- **WORK TO DO**:
Every line of the material is to be quoted verbatim, minus the pictures.

Entries taken from a collection:
-- -- --

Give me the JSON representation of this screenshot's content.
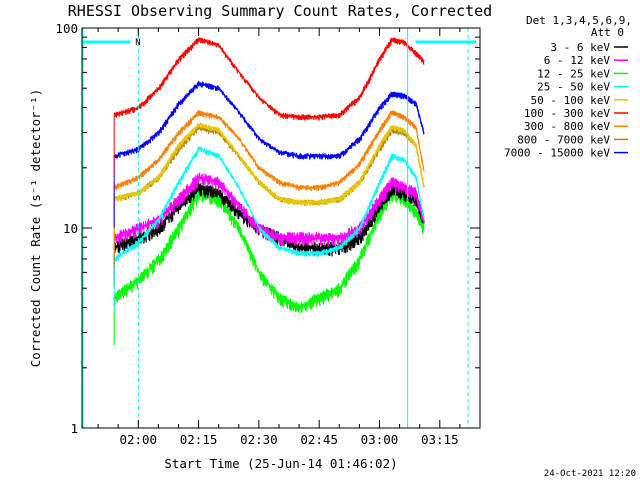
{
  "chart_data": {
    "type": "line",
    "title": "RHESSI Observing Summary Count Rates, Corrected",
    "xlabel": "Start Time (25-Jun-14 01:46:02)",
    "ylabel": "Corrected Count Rate (s⁻¹ detector⁻¹)",
    "y_scale": "log",
    "ylim": [
      1,
      100
    ],
    "xlim": [
      "01:46",
      "03:25"
    ],
    "x_ticks": [
      "02:00",
      "02:15",
      "02:30",
      "02:45",
      "03:00",
      "03:15"
    ],
    "y_ticks": [
      "1",
      "10",
      "100"
    ],
    "x": [
      "01:54",
      "02:00",
      "02:05",
      "02:10",
      "02:15",
      "02:20",
      "02:25",
      "02:30",
      "02:35",
      "02:40",
      "02:45",
      "02:50",
      "02:55",
      "03:00",
      "03:03",
      "03:06",
      "03:09",
      "03:11"
    ],
    "series": [
      {
        "name": "3 - 6 keV",
        "color": "#000000",
        "values": [
          8,
          9,
          10,
          13,
          16,
          15,
          12,
          10,
          9,
          8,
          8,
          8,
          9,
          13,
          16,
          15,
          14,
          11
        ]
      },
      {
        "name": "6 - 12 keV",
        "color": "#ff00ff",
        "values": [
          9,
          10,
          11,
          14,
          18,
          17,
          13,
          10,
          9,
          9,
          9,
          9,
          10,
          14,
          17,
          16,
          15,
          11
        ]
      },
      {
        "name": "12 - 25 keV",
        "color": "#00ff00",
        "values": [
          4.5,
          5.5,
          7,
          10,
          15,
          14,
          10,
          6,
          4.5,
          4,
          4.5,
          5,
          7,
          12,
          15,
          14,
          12,
          10
        ]
      },
      {
        "name": "25 - 50 keV",
        "color": "#00ffff",
        "values": [
          7,
          8.5,
          11,
          17,
          25,
          23,
          16,
          10,
          8,
          7.5,
          7.5,
          8,
          10,
          17,
          23,
          22,
          18,
          11
        ]
      },
      {
        "name": "50 - 100 keV",
        "color": "#e6c800",
        "values": [
          14,
          15,
          18,
          26,
          33,
          31,
          23,
          17,
          14,
          13.5,
          13.5,
          14,
          17,
          26,
          32,
          31,
          26,
          16
        ]
      },
      {
        "name": "100 - 300 keV",
        "color": "#ff0000",
        "values": [
          37,
          40,
          50,
          70,
          88,
          82,
          60,
          45,
          37,
          36,
          36,
          37,
          45,
          70,
          88,
          85,
          75,
          68
        ]
      },
      {
        "name": "300 - 800 keV",
        "color": "#ff8000",
        "values": [
          16,
          18,
          22,
          30,
          38,
          36,
          28,
          20,
          17,
          16,
          16,
          17,
          21,
          31,
          38,
          36,
          32,
          19
        ]
      },
      {
        "name": "800 - 7000 keV",
        "color": "#b8860b",
        "values": [
          14,
          15,
          18,
          25,
          32,
          30,
          23,
          17,
          14,
          13.5,
          13.5,
          14,
          17,
          25,
          31,
          30,
          26,
          16
        ]
      },
      {
        "name": "7000 - 15000 keV",
        "color": "#0000ff",
        "values": [
          23,
          25,
          30,
          42,
          53,
          50,
          38,
          28,
          24,
          23,
          23,
          23,
          28,
          40,
          47,
          46,
          42,
          30
        ]
      }
    ],
    "legend": {
      "placement": "right",
      "header": [
        "Det 1,3,4,5,6,9,",
        "Att 0"
      ],
      "entries": [
        {
          "label": "3 - 6 keV",
          "color": "#000000"
        },
        {
          "label": "6 - 12 keV",
          "color": "#ff00ff"
        },
        {
          "label": "12 - 25 keV",
          "color": "#00ff00"
        },
        {
          "label": "25 - 50 keV",
          "color": "#00ffff"
        },
        {
          "label": "50 - 100 keV",
          "color": "#e6c800"
        },
        {
          "label": "100 - 300 keV",
          "color": "#ff0000"
        },
        {
          "label": "300 - 800 keV",
          "color": "#ff8000"
        },
        {
          "label": "800 - 7000 keV",
          "color": "#b8860b"
        },
        {
          "label": "7000 - 15000 keV",
          "color": "#0000ff"
        }
      ]
    },
    "annotations": {
      "flag_label": "N",
      "flag_segments": [
        [
          "01:46",
          "01:58"
        ],
        [
          "03:09",
          "03:24"
        ]
      ],
      "dashed_lines": [
        "02:00",
        "03:22"
      ],
      "solid_line": "03:07",
      "flag_color": "#00ffff"
    },
    "grid": false
  },
  "footer": {
    "timestamp": "24-Oct-2021 12:20"
  }
}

-- -- --

- **RESULT BELOW**:
Give me the JSON representation of this screenshot's content.
{
  "chart_data": {
    "type": "line",
    "title": "RHESSI Observing Summary Count Rates, Corrected",
    "xlabel": "Start Time (25-Jun-14 01:46:02)",
    "ylabel": "Corrected Count Rate (s⁻¹ detector⁻¹)",
    "y_scale": "log",
    "ylim": [
      1,
      100
    ],
    "xlim": [
      "01:46",
      "03:25"
    ],
    "x_ticks": [
      "02:00",
      "02:15",
      "02:30",
      "02:45",
      "03:00",
      "03:15"
    ],
    "y_ticks": [
      "1",
      "10",
      "100"
    ],
    "x": [
      "01:54",
      "02:00",
      "02:05",
      "02:10",
      "02:15",
      "02:20",
      "02:25",
      "02:30",
      "02:35",
      "02:40",
      "02:45",
      "02:50",
      "02:55",
      "03:00",
      "03:03",
      "03:06",
      "03:09",
      "03:11"
    ],
    "series": [
      {
        "name": "3 - 6 keV",
        "color": "#000000",
        "values": [
          8,
          9,
          10,
          13,
          16,
          15,
          12,
          10,
          9,
          8,
          8,
          8,
          9,
          13,
          16,
          15,
          14,
          11
        ]
      },
      {
        "name": "6 - 12 keV",
        "color": "#ff00ff",
        "values": [
          9,
          10,
          11,
          14,
          18,
          17,
          13,
          10,
          9,
          9,
          9,
          9,
          10,
          14,
          17,
          16,
          15,
          11
        ]
      },
      {
        "name": "12 - 25 keV",
        "color": "#00ff00",
        "values": [
          4.5,
          5.5,
          7,
          10,
          15,
          14,
          10,
          6,
          4.5,
          4,
          4.5,
          5,
          7,
          12,
          15,
          14,
          12,
          10
        ]
      },
      {
        "name": "25 - 50 keV",
        "color": "#00ffff",
        "values": [
          7,
          8.5,
          11,
          17,
          25,
          23,
          16,
          10,
          8,
          7.5,
          7.5,
          8,
          10,
          17,
          23,
          22,
          18,
          11
        ]
      },
      {
        "name": "50 - 100 keV",
        "color": "#e6c800",
        "values": [
          14,
          15,
          18,
          26,
          33,
          31,
          23,
          17,
          14,
          13.5,
          13.5,
          14,
          17,
          26,
          32,
          31,
          26,
          16
        ]
      },
      {
        "name": "100 - 300 keV",
        "color": "#ff0000",
        "values": [
          37,
          40,
          50,
          70,
          88,
          82,
          60,
          45,
          37,
          36,
          36,
          37,
          45,
          70,
          88,
          85,
          75,
          68
        ]
      },
      {
        "name": "300 - 800 keV",
        "color": "#ff8000",
        "values": [
          16,
          18,
          22,
          30,
          38,
          36,
          28,
          20,
          17,
          16,
          16,
          17,
          21,
          31,
          38,
          36,
          32,
          19
        ]
      },
      {
        "name": "800 - 7000 keV",
        "color": "#b8860b",
        "values": [
          14,
          15,
          18,
          25,
          32,
          30,
          23,
          17,
          14,
          13.5,
          13.5,
          14,
          17,
          25,
          31,
          30,
          26,
          16
        ]
      },
      {
        "name": "7000 - 15000 keV",
        "color": "#0000ff",
        "values": [
          23,
          25,
          30,
          42,
          53,
          50,
          38,
          28,
          24,
          23,
          23,
          23,
          28,
          40,
          47,
          46,
          42,
          30
        ]
      }
    ],
    "legend": {
      "placement": "right",
      "header": [
        "Det 1,3,4,5,6,9,",
        "Att 0"
      ],
      "entries": [
        {
          "label": "3 - 6 keV",
          "color": "#000000"
        },
        {
          "label": "6 - 12 keV",
          "color": "#ff00ff"
        },
        {
          "label": "12 - 25 keV",
          "color": "#00ff00"
        },
        {
          "label": "25 - 50 keV",
          "color": "#00ffff"
        },
        {
          "label": "50 - 100 keV",
          "color": "#e6c800"
        },
        {
          "label": "100 - 300 keV",
          "color": "#ff0000"
        },
        {
          "label": "300 - 800 keV",
          "color": "#ff8000"
        },
        {
          "label": "800 - 7000 keV",
          "color": "#b8860b"
        },
        {
          "label": "7000 - 15000 keV",
          "color": "#0000ff"
        }
      ]
    },
    "annotations": {
      "flag_label": "N",
      "flag_segments": [
        [
          "01:46",
          "01:58"
        ],
        [
          "03:09",
          "03:24"
        ]
      ],
      "dashed_lines": [
        "02:00",
        "03:22"
      ],
      "solid_line": "03:07",
      "flag_color": "#00ffff"
    },
    "grid": false
  },
  "footer": {
    "timestamp": "24-Oct-2021 12:20"
  }
}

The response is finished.